> **INPUT RECORDS**

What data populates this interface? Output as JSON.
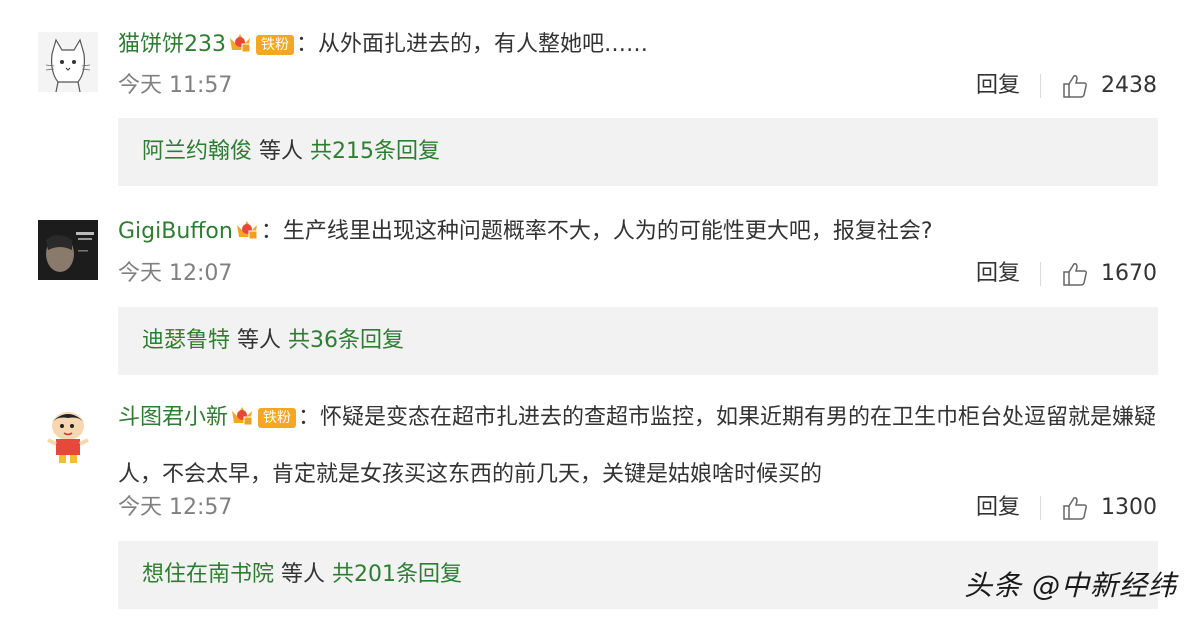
{
  "comments": [
    {
      "username": "猫饼饼233",
      "badge_text": "铁粉",
      "colon": "：",
      "text": "从外面扎进去的，有人整她吧……",
      "time": "今天 11:57",
      "reply_label": "回复",
      "likes": "2438",
      "replies_user": "阿兰约翰俊",
      "replies_mid": " 等人 ",
      "replies_total": "共215条回复"
    },
    {
      "username": "GigiBuffon",
      "colon": "：",
      "text": "生产线里出现这种问题概率不大，人为的可能性更大吧，报复社会?",
      "time": "今天 12:07",
      "reply_label": "回复",
      "likes": "1670",
      "replies_user": "迪瑟鲁特",
      "replies_mid": " 等人 ",
      "replies_total": "共36条回复"
    },
    {
      "username": "斗图君小新",
      "badge_text": "铁粉",
      "colon": "：",
      "text": "怀疑是变态在超市扎进去的查超市监控，如果近期有男的在卫生巾柜台处逗留就是嫌疑人，不会太早，肯定就是女孩买这东西的前几天，关键是姑娘啥时候买的",
      "time": "今天 12:57",
      "reply_label": "回复",
      "likes": "1300",
      "replies_user": "想住在南书院",
      "replies_mid": " 等人 ",
      "replies_total": "共201条回复"
    }
  ],
  "watermark": "头条 @中新经纬",
  "colors": {
    "username": "#2e7d32",
    "badge": "#f5a623",
    "reply_bg": "#f2f2f2"
  }
}
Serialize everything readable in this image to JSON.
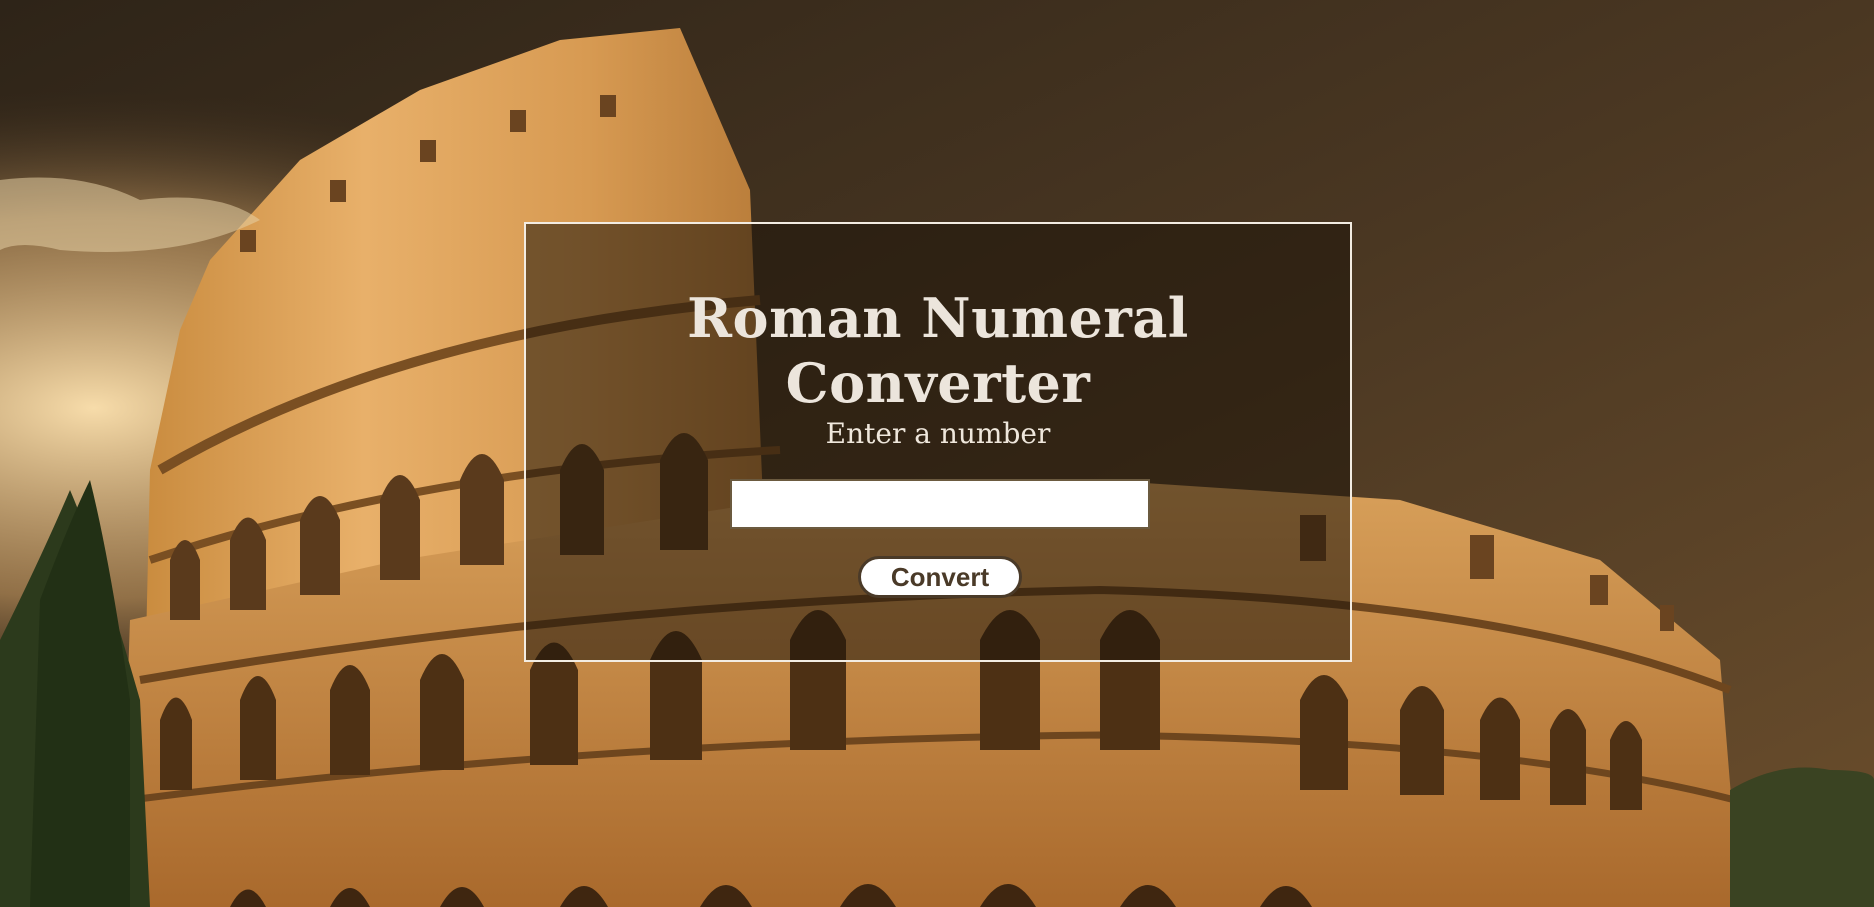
{
  "app": {
    "title": "Roman Numeral Converter"
  },
  "form": {
    "label": "Enter a number",
    "input_value": "",
    "input_placeholder": "",
    "convert_label": "Convert"
  },
  "theme": {
    "panel_border": "#f3ece2",
    "title_color": "#ece5dc",
    "button_text": "#4a3a28"
  },
  "background": {
    "subject": "colosseum-photo"
  }
}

> **WRITTEN REQUEST**
Return every line above that contains the word "time".

> **EXERCISE OUTPUT**
      "time": "今天 11:57",
      "time": "今天 12:07",
      "time": "今天 12:57",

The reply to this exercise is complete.